• Short problem
Restate the whole of the material. Keep every word, and drop the pictures.

[Data records]
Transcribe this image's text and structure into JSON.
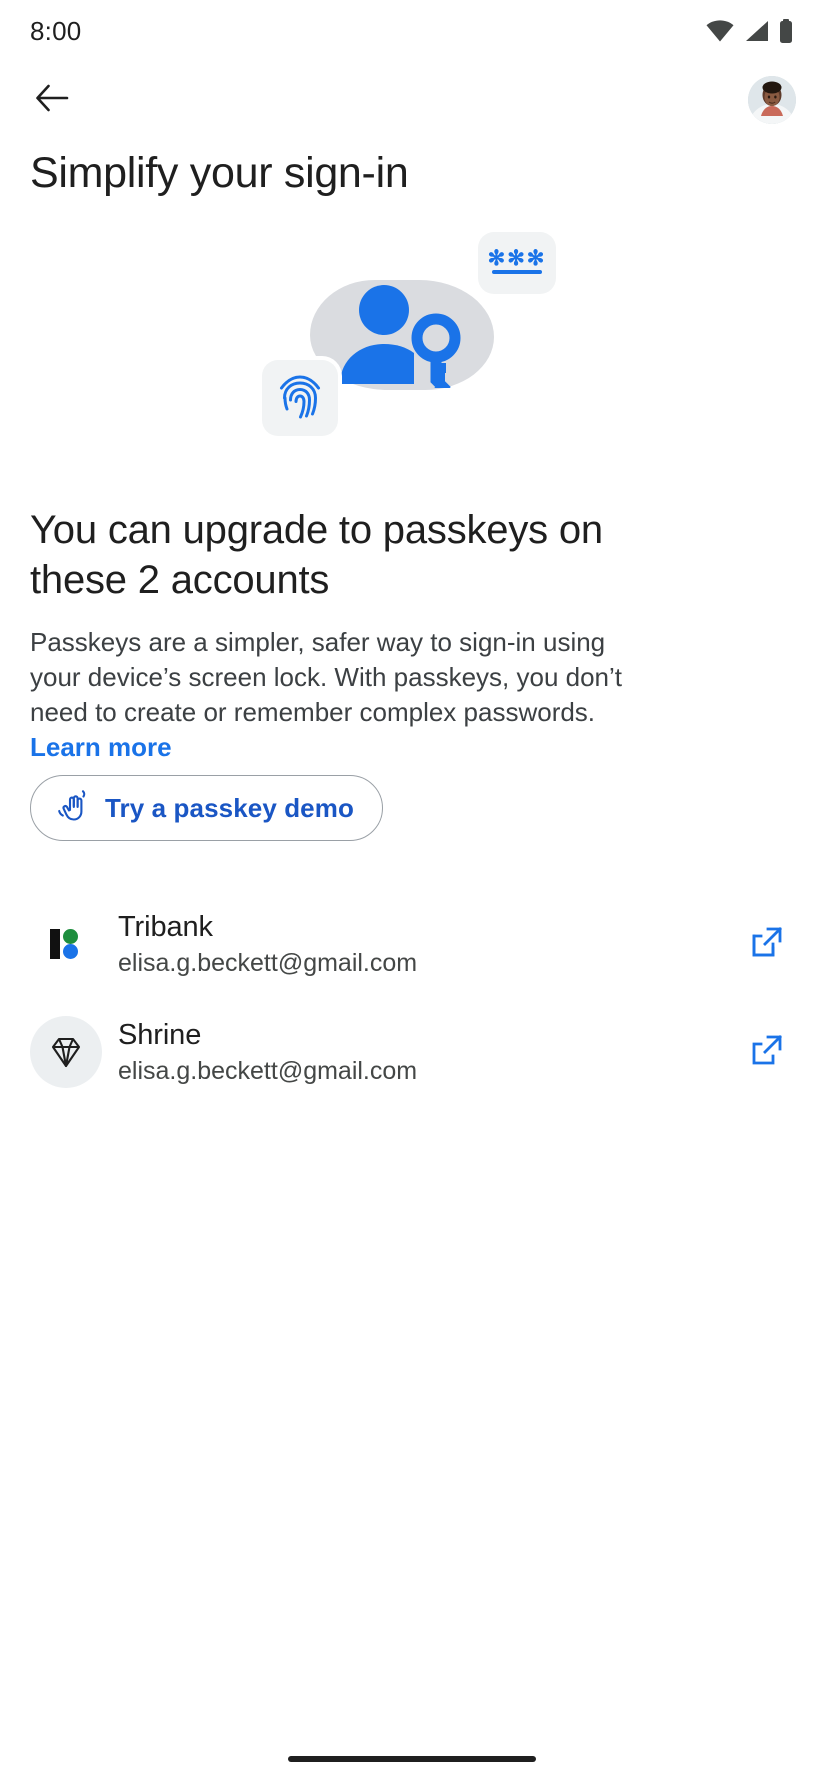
{
  "status_bar": {
    "time": "8:00",
    "icons": [
      "wifi-icon",
      "cellular-icon",
      "battery-icon"
    ]
  },
  "app_bar": {
    "back_icon": "back-arrow-icon",
    "avatar_label": "Account avatar"
  },
  "page_title": "Simplify your sign-in",
  "illustration": {
    "person_icon": "person-with-key-icon",
    "password_card_stars": "✻✻✻",
    "fingerprint_icon": "fingerprint-icon"
  },
  "headline": "You can upgrade to passkeys on these 2 accounts",
  "body": {
    "text": "Passkeys are a simpler, safer way to sign-in using your device’s screen lock. With passkeys, you don’t need to create or remember complex passwords. ",
    "learn_more": "Learn more"
  },
  "demo_button": {
    "label": "Try a passkey demo",
    "icon": "touch-hand-icon"
  },
  "accounts": [
    {
      "name": "Tribank",
      "email": "elisa.g.beckett@gmail.com",
      "logo": "tribank-logo",
      "action_icon": "open-in-new-icon"
    },
    {
      "name": "Shrine",
      "email": "elisa.g.beckett@gmail.com",
      "logo": "shrine-diamond-logo",
      "action_icon": "open-in-new-icon"
    }
  ],
  "colors": {
    "accent_blue": "#1a73e8",
    "link_blue": "#1a56c4",
    "text_primary": "#1f1f1f",
    "text_secondary": "#3c4043",
    "blob_gray": "#dadce0",
    "card_gray": "#f1f3f4",
    "tribank_green": "#1e8e3e",
    "tribank_blue": "#1a73e8"
  }
}
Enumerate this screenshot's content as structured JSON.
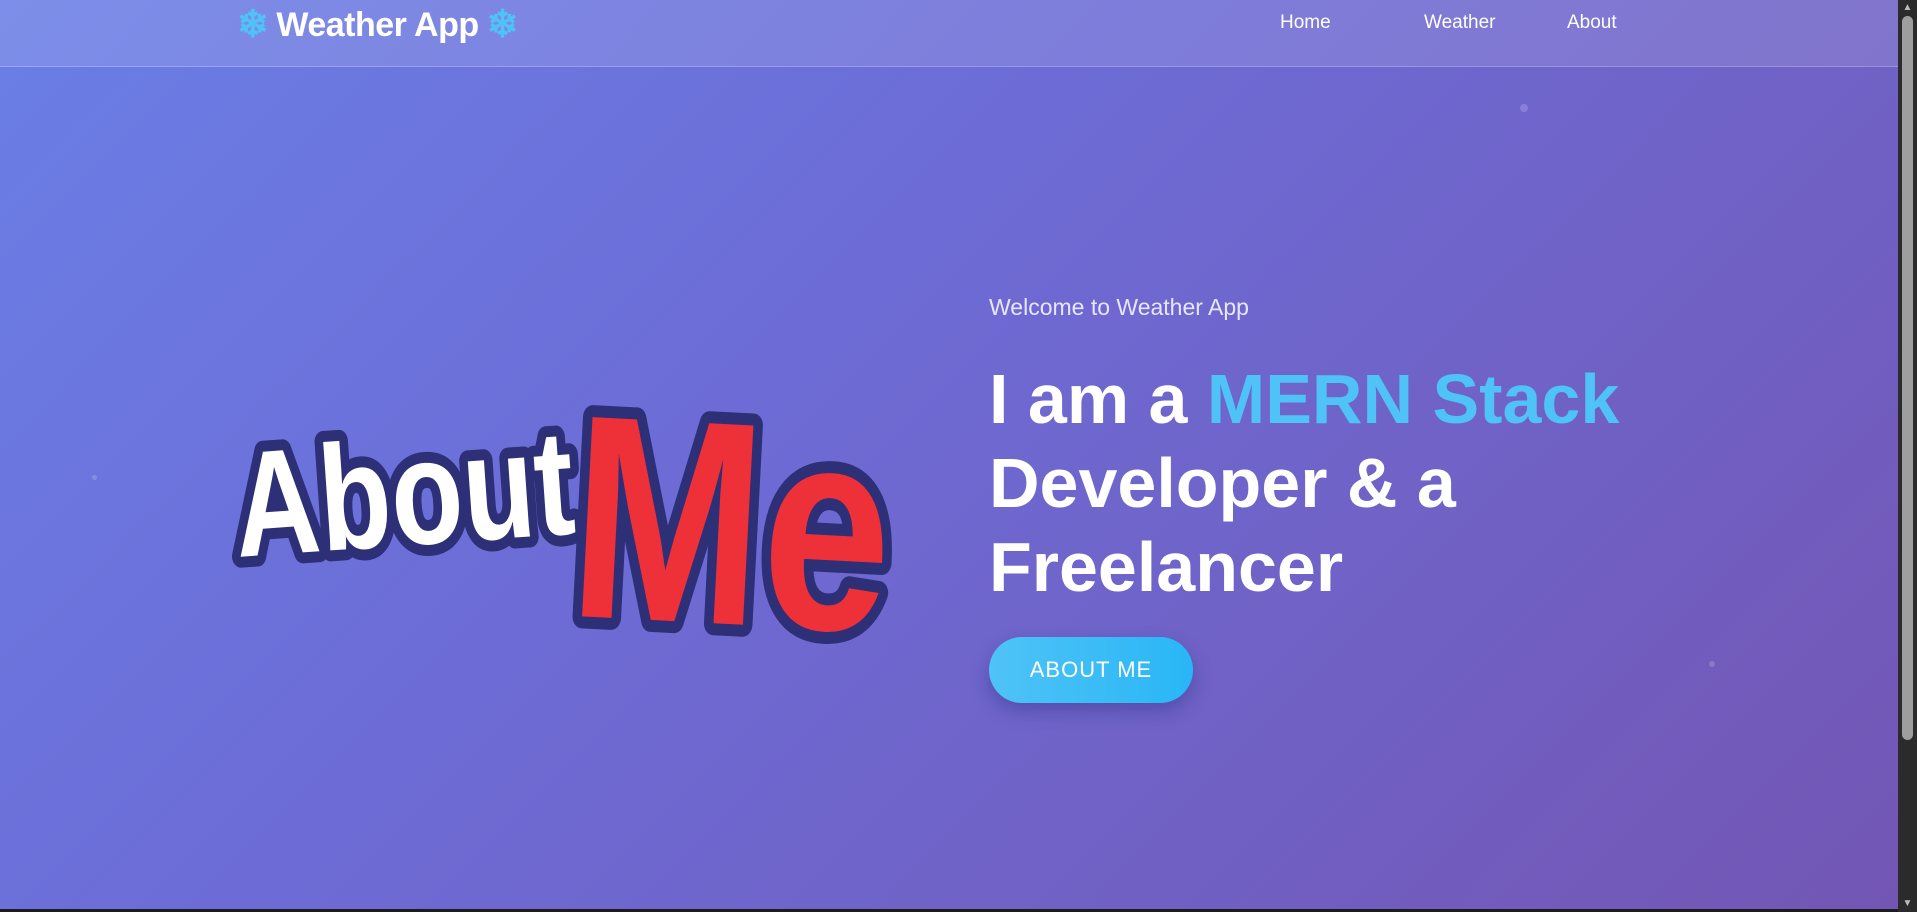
{
  "navbar": {
    "brand": {
      "text": "Weather App",
      "icon_left": "snowflake-icon",
      "icon_right": "snowflake-icon"
    },
    "links": [
      {
        "label": "Home"
      },
      {
        "label": "Weather"
      },
      {
        "label": "About"
      }
    ]
  },
  "hero": {
    "logo": {
      "word1": "About",
      "word2": "Me"
    },
    "welcome": "Welcome to Weather App",
    "headline": {
      "part1": "I am a ",
      "accent": "MERN Stack",
      "part2": "Developer & a",
      "part3": "Freelancer"
    },
    "cta_label": "ABOUT ME"
  },
  "colors": {
    "accent": "#4fc3f7",
    "logo_red": "#ee3139",
    "logo_outline": "#2d2f77",
    "gradient_start": "#6a7fe6",
    "gradient_end": "#7356b4"
  }
}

• Exercise output
Transcribe this image's text and structure into JSON.
{
  "status_bar": {
    "time": "8:00",
    "icons": [
      "wifi-icon",
      "cellular-icon",
      "battery-icon"
    ]
  },
  "app_bar": {
    "back_icon": "back-arrow-icon",
    "avatar_label": "Account avatar"
  },
  "page_title": "Simplify your sign-in",
  "illustration": {
    "person_icon": "person-with-key-icon",
    "password_card_stars": "✻✻✻",
    "fingerprint_icon": "fingerprint-icon"
  },
  "headline": "You can upgrade to passkeys on these 2 accounts",
  "body": {
    "text": "Passkeys are a simpler, safer way to sign-in using your device’s screen lock. With passkeys, you don’t need to create or remember complex passwords. ",
    "learn_more": "Learn more"
  },
  "demo_button": {
    "label": "Try a passkey demo",
    "icon": "touch-hand-icon"
  },
  "accounts": [
    {
      "name": "Tribank",
      "email": "elisa.g.beckett@gmail.com",
      "logo": "tribank-logo",
      "action_icon": "open-in-new-icon"
    },
    {
      "name": "Shrine",
      "email": "elisa.g.beckett@gmail.com",
      "logo": "shrine-diamond-logo",
      "action_icon": "open-in-new-icon"
    }
  ],
  "colors": {
    "accent_blue": "#1a73e8",
    "link_blue": "#1a56c4",
    "text_primary": "#1f1f1f",
    "text_secondary": "#3c4043",
    "blob_gray": "#dadce0",
    "card_gray": "#f1f3f4",
    "tribank_green": "#1e8e3e",
    "tribank_blue": "#1a73e8"
  }
}
Enumerate this screenshot's content as structured JSON.
{
  "navbar": {
    "brand": {
      "text": "Weather App",
      "icon_left": "snowflake-icon",
      "icon_right": "snowflake-icon"
    },
    "links": [
      {
        "label": "Home"
      },
      {
        "label": "Weather"
      },
      {
        "label": "About"
      }
    ]
  },
  "hero": {
    "logo": {
      "word1": "About",
      "word2": "Me"
    },
    "welcome": "Welcome to Weather App",
    "headline": {
      "part1": "I am a ",
      "accent": "MERN Stack",
      "part2": "Developer & a",
      "part3": "Freelancer"
    },
    "cta_label": "ABOUT ME"
  },
  "colors": {
    "accent": "#4fc3f7",
    "logo_red": "#ee3139",
    "logo_outline": "#2d2f77",
    "gradient_start": "#6a7fe6",
    "gradient_end": "#7356b4"
  }
}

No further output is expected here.